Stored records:
╔══

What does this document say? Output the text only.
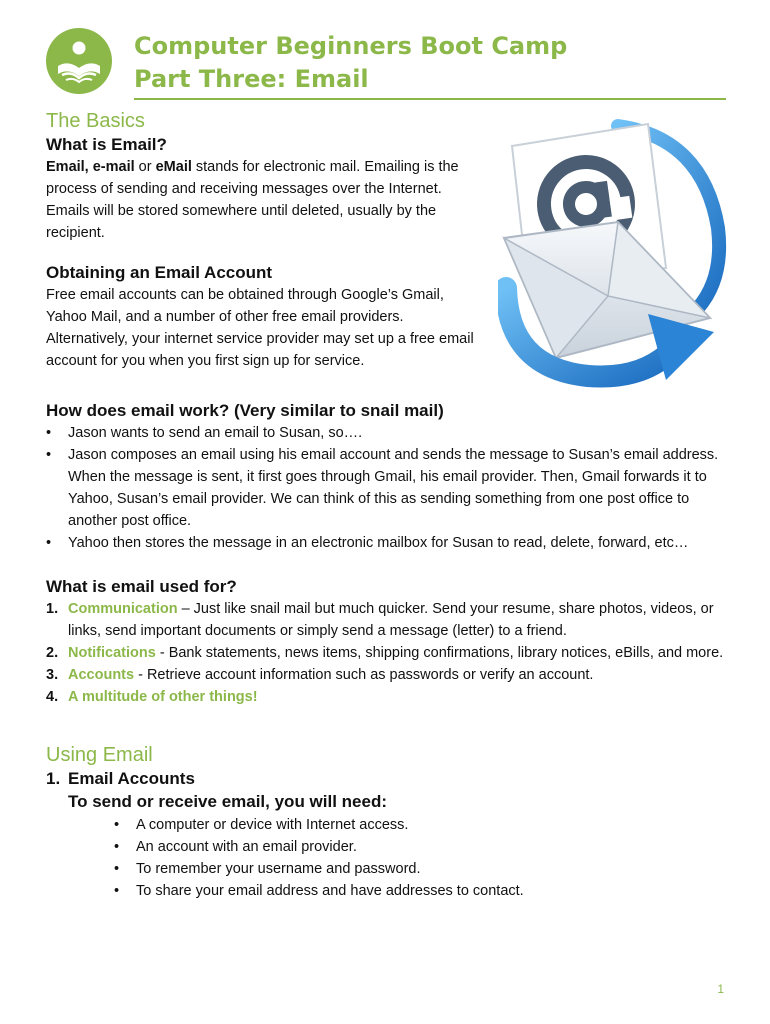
Computer Beginners Boot Camp
Part Three: Email
The Basics
What is Email?

Email, e-mail or eMail stands for electronic mail. Emailing is the process of sending and receiving messages over the Internet. Emails will be stored somewhere until deleted, usually by the recipient.

Obtaining an Email Account

Free email accounts can be obtained through Google’s Gmail, Yahoo Mail, and a number of other free email providers. Alternatively, your internet service provider may set up a free email account for you when you first sign up for service.

How does email work? (Very similar to snail mail)
• Jason wants to send an email to Susan, so….
• Jason composes an email using his email account and sends the message to Susan’s email address. When the message is sent, it first goes through Gmail, his email provider. Then, Gmail forwards it to Yahoo, Susan’s email provider. We can think of this as sending something from one post office to another post office.
• Yahoo then stores the message in an electronic mailbox for Susan to read, delete, forward, etc…
What is email used for?
1. Communication – Just like snail mail but much quicker. Send your resume, share photos, videos, or links, send important documents or simply send a message (letter) to a friend.
2. Notifications - Bank statements, news items, shipping confirmations, library notices, eBills, and more.
3. Accounts - Retrieve account information such as passwords or verify an account.
4. A multitude of other things!
Using Email
1. Email Accounts

To send or receive email, you will need:

• A computer or device with Internet access.
• An account with an email provider.
• To remember your username and password.
• To share your email address and have addresses to contact.
1
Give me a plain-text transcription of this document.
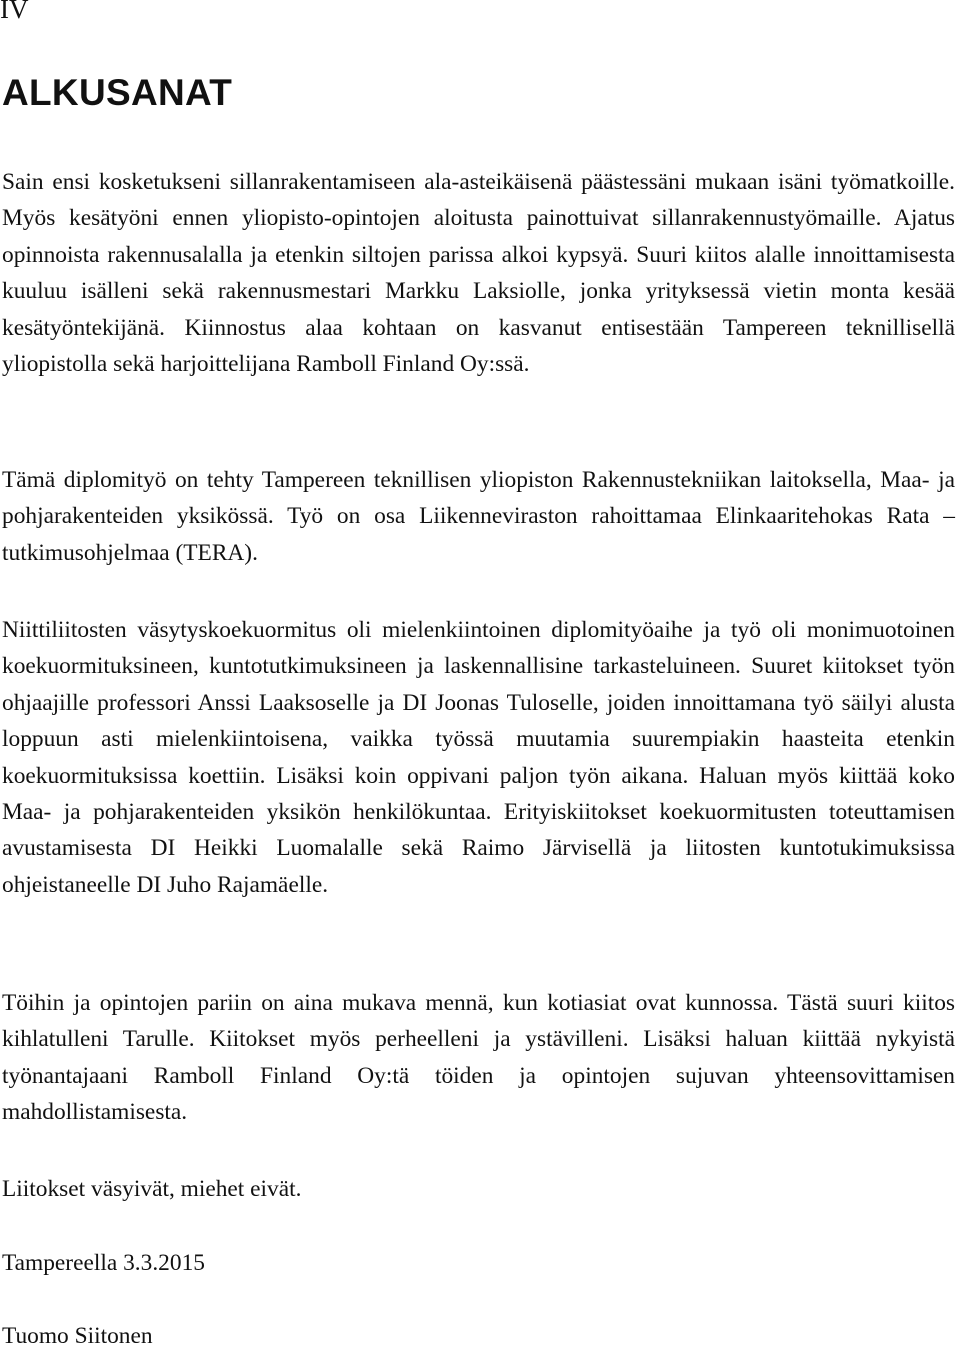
IV
ALKUSANAT

Sain ensi kosketukseni sillanrakentamiseen ala-asteikäisenä päästessäni mukaan isäni työmatkoille. Myös kesätyöni ennen yliopisto-opintojen aloitusta painottuivat sillanrakennustyömaille. Ajatus opinnoista rakennusalalla ja etenkin siltojen parissa alkoi kypsyä. Suuri kiitos alalle innoittamisesta kuuluu isälleni sekä rakennusmestari Markku Laksiolle, jonka yrityksessä vietin monta kesää kesätyöntekijänä. Kiinnostus alaa kohtaan on kasvanut entisestään Tampereen teknillisellä yliopistolla sekä harjoittelijana Ramboll Finland Oy:ssä.

Tämä diplomityö on tehty Tampereen teknillisen yliopiston Rakennustekniikan laitoksella, Maa- ja pohjarakenteiden yksikössä. Työ on osa Liikenneviraston rahoittamaa Elinkaaritehokas Rata – tutkimusohjelmaa (TERA).

Niittiliitosten väsytyskoekuormitus oli mielenkiintoinen diplomityöaihe ja työ oli monimuotoinen koekuormituksineen, kuntotutkimuksineen ja laskennallisine tarkasteluineen. Suuret kiitokset työn ohjaajille professori Anssi Laaksoselle ja DI Joonas Tuloselle, joiden innoittamana työ säilyi alusta loppuun asti mielenkiintoisena, vaikka työssä muutamia suurempiakin haasteita etenkin koekuormituksissa koettiin. Lisäksi koin oppivani paljon työn aikana. Haluan myös kiittää koko Maa- ja pohjarakenteiden yksikön henkilökuntaa. Erityiskiitokset koekuormitusten toteuttamisen avustamisesta DI Heikki Luomalalle sekä Raimo Järvisellä ja liitosten kuntotukimuksissa ohjeistaneelle DI Juho Rajamäelle.

Töihin ja opintojen pariin on aina mukava mennä, kun kotiasiat ovat kunnossa. Tästä suuri kiitos kihlatulleni Tarulle. Kiitokset myös perheelleni ja ystävilleni. Lisäksi haluan kiittää nykyistä työnantajaani Ramboll Finland Oy:tä töiden ja opintojen sujuvan yhteensovittamisen mahdollistamisesta.

Liitokset väsyivät, miehet eivät.

Tampereella 3.3.2015

Tuomo Siitonen
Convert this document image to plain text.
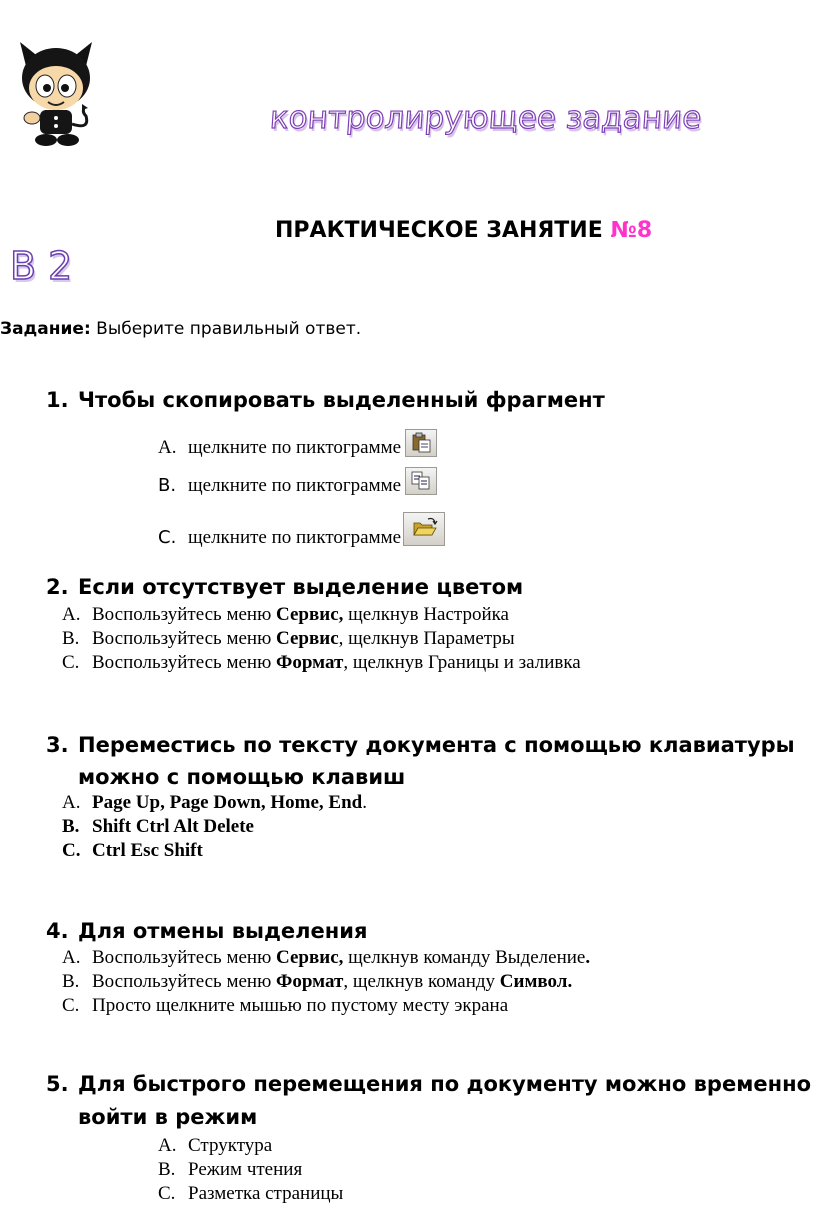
контролирующее задание
ПРАКТИЧЕСКОЕ ЗАНЯТИЕ №8
В 2
Задание: Выберите правильный ответ.
1. Чтобы скопировать выделенный фрагмент
A. щелкните по пиктограмме
B. щелкните по пиктограмме
C. щелкните по пиктограмме
2. Если отсутствует выделение цветом
A. Воспользуйтесь меню Сервис, щелкнув Настройка
B. Воспользуйтесь меню Сервис, щелкнув Параметры
C. Воспользуйтесь меню Формат, щелкнув Границы и заливка
3. Переместись по тексту документа с помощью клавиатуры
можно с помощью клавиш
A. Page Up, Page Down, Home, End.
B. Shift Ctrl Alt Delete
C. Ctrl Esc Shift
4. Для отмены выделения
A. Воспользуйтесь меню Сервис, щелкнув команду Выделение.
B. Воспользуйтесь меню Формат, щелкнув команду Символ.
C. Просто щелкните мышью по пустому месту экрана
5. Для быстрого перемещения по документу можно временно
войти в режим
A. Структура
B. Режим чтения
C. Разметка страницы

╚══

Request:
Transcribe the records above exactly, omitting every picture they contain.

Output of the task:
What does this document say? Output the text only.
Computer Beginners Boot Camp
Part Three: Email
The Basics
What is Email?

Email, e-mail or eMail stands for electronic mail. Emailing is the process of sending and receiving messages over the Internet. Emails will be stored somewhere until deleted, usually by the recipient.

Obtaining an Email Account

Free email accounts can be obtained through Google’s Gmail, Yahoo Mail, and a number of other free email providers. Alternatively, your internet service provider may set up a free email account for you when you first sign up for service.

How does email work? (Very similar to snail mail)
• Jason wants to send an email to Susan, so….
• Jason composes an email using his email account and sends the message to Susan’s email address. When the message is sent, it first goes through Gmail, his email provider. Then, Gmail forwards it to Yahoo, Susan’s email provider. We can think of this as sending something from one post office to another post office.
• Yahoo then stores the message in an electronic mailbox for Susan to read, delete, forward, etc…
What is email used for?
1. Communication – Just like snail mail but much quicker. Send your resume, share photos, videos, or links, send important documents or simply send a message (letter) to a friend.
2. Notifications - Bank statements, news items, shipping confirmations, library notices, eBills, and more.
3. Accounts - Retrieve account information such as passwords or verify an account.
4. A multitude of other things!
Using Email
1. Email Accounts

To send or receive email, you will need:

• A computer or device with Internet access.
• An account with an email provider.
• To remember your username and password.
• To share your email address and have addresses to contact.
1
Give me a plain-text transcription of this document.
IV
ALKUSANAT

Sain ensi kosketukseni sillanrakentamiseen ala-asteikäisenä päästessäni mukaan isäni työmatkoille. Myös kesätyöni ennen yliopisto-opintojen aloitusta painottuivat sillanrakennustyömaille. Ajatus opinnoista rakennusalalla ja etenkin siltojen parissa alkoi kypsyä. Suuri kiitos alalle innoittamisesta kuuluu isälleni sekä rakennusmestari Markku Laksiolle, jonka yrityksessä vietin monta kesää kesätyöntekijänä. Kiinnostus alaa kohtaan on kasvanut entisestään Tampereen teknillisellä yliopistolla sekä harjoittelijana Ramboll Finland Oy:ssä.

Tämä diplomityö on tehty Tampereen teknillisen yliopiston Rakennustekniikan laitoksella, Maa- ja pohjarakenteiden yksikössä. Työ on osa Liikenneviraston rahoittamaa Elinkaaritehokas Rata – tutkimusohjelmaa (TERA).

Niittiliitosten väsytyskoekuormitus oli mielenkiintoinen diplomityöaihe ja työ oli monimuotoinen koekuormituksineen, kuntotutkimuksineen ja laskennallisine tarkasteluineen. Suuret kiitokset työn ohjaajille professori Anssi Laaksoselle ja DI Joonas Tuloselle, joiden innoittamana työ säilyi alusta loppuun asti mielenkiintoisena, vaikka työssä muutamia suurempiakin haasteita etenkin koekuormituksissa koettiin. Lisäksi koin oppivani paljon työn aikana. Haluan myös kiittää koko Maa- ja pohjarakenteiden yksikön henkilökuntaa. Erityiskiitokset koekuormitusten toteuttamisen avustamisesta DI Heikki Luomalalle sekä Raimo Järvisellä ja liitosten kuntotukimuksissa ohjeistaneelle DI Juho Rajamäelle.

Töihin ja opintojen pariin on aina mukava mennä, kun kotiasiat ovat kunnossa. Tästä suuri kiitos kihlatulleni Tarulle. Kiitokset myös perheelleni ja ystävilleni. Lisäksi haluan kiittää nykyistä työnantajaani Ramboll Finland Oy:tä töiden ja opintojen sujuvan yhteensovittamisen mahdollistamisesta.

Liitokset väsyivät, miehet eivät.

Tampereella 3.3.2015

Tuomo Siitonen
Convert this document image to plain text.
контролирующее задание
ПРАКТИЧЕСКОЕ ЗАНЯТИЕ №8
В 2
Задание: Выберите правильный ответ.
1. Чтобы скопировать выделенный фрагмент
A. щелкните по пиктограмме
B. щелкните по пиктограмме
C. щелкните по пиктограмме
2. Если отсутствует выделение цветом
A. Воспользуйтесь меню Сервис, щелкнув Настройка
B. Воспользуйтесь меню Сервис, щелкнув Параметры
C. Воспользуйтесь меню Формат, щелкнув Границы и заливка
3. Переместись по тексту документа с помощью клавиатуры
можно с помощью клавиш
A. Page Up, Page Down, Home, End.
B. Shift Ctrl Alt Delete
C. Ctrl Esc Shift
4. Для отмены выделения
A. Воспользуйтесь меню Сервис, щелкнув команду Выделение.
B. Воспользуйтесь меню Формат, щелкнув команду Символ.
C. Просто щелкните мышью по пустому месту экрана
5. Для быстрого перемещения по документу можно временно
войти в режим
A. Структура
B. Режим чтения
C. Разметка страницы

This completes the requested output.